DATASET ENTRIES >>

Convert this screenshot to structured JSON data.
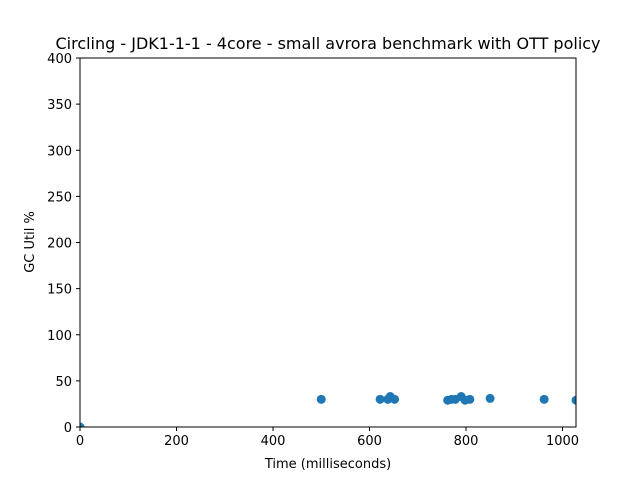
{
  "chart_data": {
    "type": "scatter",
    "title": "Circling - JDK1-1-1 - 4core -  small avrora benchmark with OTT policy",
    "xlabel": "Time (milliseconds)",
    "ylabel": "GC Util %",
    "xlim": [
      0,
      1028
    ],
    "ylim": [
      0,
      400
    ],
    "xticks": [
      0,
      200,
      400,
      600,
      800,
      1000
    ],
    "yticks": [
      0,
      50,
      100,
      150,
      200,
      250,
      300,
      350,
      400
    ],
    "grid": false,
    "marker_color": "#1f77b4",
    "points": [
      {
        "x": 0,
        "y": 0
      },
      {
        "x": 500,
        "y": 30
      },
      {
        "x": 622,
        "y": 30
      },
      {
        "x": 638,
        "y": 30
      },
      {
        "x": 643,
        "y": 33
      },
      {
        "x": 652,
        "y": 30
      },
      {
        "x": 762,
        "y": 29
      },
      {
        "x": 770,
        "y": 30
      },
      {
        "x": 778,
        "y": 30
      },
      {
        "x": 790,
        "y": 33
      },
      {
        "x": 798,
        "y": 29
      },
      {
        "x": 808,
        "y": 30
      },
      {
        "x": 850,
        "y": 31
      },
      {
        "x": 962,
        "y": 30
      },
      {
        "x": 1028,
        "y": 29
      }
    ]
  }
}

PROBLEM TO WORK ON >> Excluding the pictures, restate the records above word for word.

SOLUTION TO THE PROBLEM >>
Convert this screenshot to structured JSON data.
{
  "chart_data": {
    "type": "scatter",
    "title": "Circling - JDK1-1-1 - 4core -  small avrora benchmark with OTT policy",
    "xlabel": "Time (milliseconds)",
    "ylabel": "GC Util %",
    "xlim": [
      0,
      1028
    ],
    "ylim": [
      0,
      400
    ],
    "xticks": [
      0,
      200,
      400,
      600,
      800,
      1000
    ],
    "yticks": [
      0,
      50,
      100,
      150,
      200,
      250,
      300,
      350,
      400
    ],
    "grid": false,
    "marker_color": "#1f77b4",
    "points": [
      {
        "x": 0,
        "y": 0
      },
      {
        "x": 500,
        "y": 30
      },
      {
        "x": 622,
        "y": 30
      },
      {
        "x": 638,
        "y": 30
      },
      {
        "x": 643,
        "y": 33
      },
      {
        "x": 652,
        "y": 30
      },
      {
        "x": 762,
        "y": 29
      },
      {
        "x": 770,
        "y": 30
      },
      {
        "x": 778,
        "y": 30
      },
      {
        "x": 790,
        "y": 33
      },
      {
        "x": 798,
        "y": 29
      },
      {
        "x": 808,
        "y": 30
      },
      {
        "x": 850,
        "y": 31
      },
      {
        "x": 962,
        "y": 30
      },
      {
        "x": 1028,
        "y": 29
      }
    ]
  }
}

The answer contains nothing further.